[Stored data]

....................

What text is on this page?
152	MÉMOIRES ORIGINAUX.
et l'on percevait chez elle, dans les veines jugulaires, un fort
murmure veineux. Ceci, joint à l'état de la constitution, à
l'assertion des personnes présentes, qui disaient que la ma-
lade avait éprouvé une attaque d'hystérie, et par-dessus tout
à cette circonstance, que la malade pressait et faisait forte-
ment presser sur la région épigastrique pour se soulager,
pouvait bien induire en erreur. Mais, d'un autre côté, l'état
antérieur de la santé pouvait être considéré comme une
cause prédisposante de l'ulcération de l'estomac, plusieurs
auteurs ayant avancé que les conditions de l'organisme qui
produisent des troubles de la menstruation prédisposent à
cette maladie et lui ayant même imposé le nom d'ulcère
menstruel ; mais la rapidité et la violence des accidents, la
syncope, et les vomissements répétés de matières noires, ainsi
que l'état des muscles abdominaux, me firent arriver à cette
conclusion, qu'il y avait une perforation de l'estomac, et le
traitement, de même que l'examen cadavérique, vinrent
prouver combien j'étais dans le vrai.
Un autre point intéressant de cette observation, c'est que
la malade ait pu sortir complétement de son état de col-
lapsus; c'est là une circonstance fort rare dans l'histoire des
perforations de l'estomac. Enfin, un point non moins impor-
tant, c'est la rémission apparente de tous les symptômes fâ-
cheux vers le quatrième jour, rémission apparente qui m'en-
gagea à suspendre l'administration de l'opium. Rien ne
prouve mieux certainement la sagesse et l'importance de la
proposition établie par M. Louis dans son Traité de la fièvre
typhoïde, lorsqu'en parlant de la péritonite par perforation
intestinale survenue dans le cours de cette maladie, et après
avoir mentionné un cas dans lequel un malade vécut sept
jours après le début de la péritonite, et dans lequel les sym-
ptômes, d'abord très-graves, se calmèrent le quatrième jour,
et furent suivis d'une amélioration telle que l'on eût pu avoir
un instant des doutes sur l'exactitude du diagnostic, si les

....................

▸ **What the task requires**:
Go through the listing and print each line exactly as it appears.

▸ **Solution to this problem**:
What text is on this page?
152	MÉMOIRES ORIGINAUX.
et l'on percevait chez elle, dans les veines jugulaires, un fort
murmure veineux. Ceci, joint à l'état de la constitution, à
l'assertion des personnes présentes, qui disaient que la ma-
lade avait éprouvé une attaque d'hystérie, et par-dessus tout
à cette circonstance, que la malade pressait et faisait forte-
ment presser sur la région épigastrique pour se soulager,
pouvait bien induire en erreur. Mais, d'un autre côté, l'état
antérieur de la santé pouvait être considéré comme une
cause prédisposante de l'ulcération de l'estomac, plusieurs
auteurs ayant avancé que les conditions de l'organisme qui
produisent des troubles de la menstruation prédisposent à
cette maladie et lui ayant même imposé le nom d'ulcère
menstruel ; mais la rapidité et la violence des accidents, la
syncope, et les vomissements répétés de matières noires, ainsi
que l'état des muscles abdominaux, me firent arriver à cette
conclusion, qu'il y avait une perforation de l'estomac, et le
traitement, de même que l'examen cadavérique, vinrent
prouver combien j'étais dans le vrai.
Un autre point intéressant de cette observation, c'est que
la malade ait pu sortir complétement de son état de col-
lapsus; c'est là une circonstance fort rare dans l'histoire des
perforations de l'estomac. Enfin, un point non moins impor-
tant, c'est la rémission apparente de tous les symptômes fâ-
cheux vers le quatrième jour, rémission apparente qui m'en-
gagea à suspendre l'administration de l'opium. Rien ne
prouve mieux certainement la sagesse et l'importance de la
proposition établie par M. Louis dans son Traité de la fièvre
typhoïde, lorsqu'en parlant de la péritonite par perforation
intestinale survenue dans le cours de cette maladie, et après
avoir mentionné un cas dans lequel un malade vécut sept
jours après le début de la péritonite, et dans lequel les sym-
ptômes, d'abord très-graves, se calmèrent le quatrième jour,
et furent suivis d'une amélioration telle que l'on eût pu avoir
un instant des doutes sur l'exactitude du diagnostic, si les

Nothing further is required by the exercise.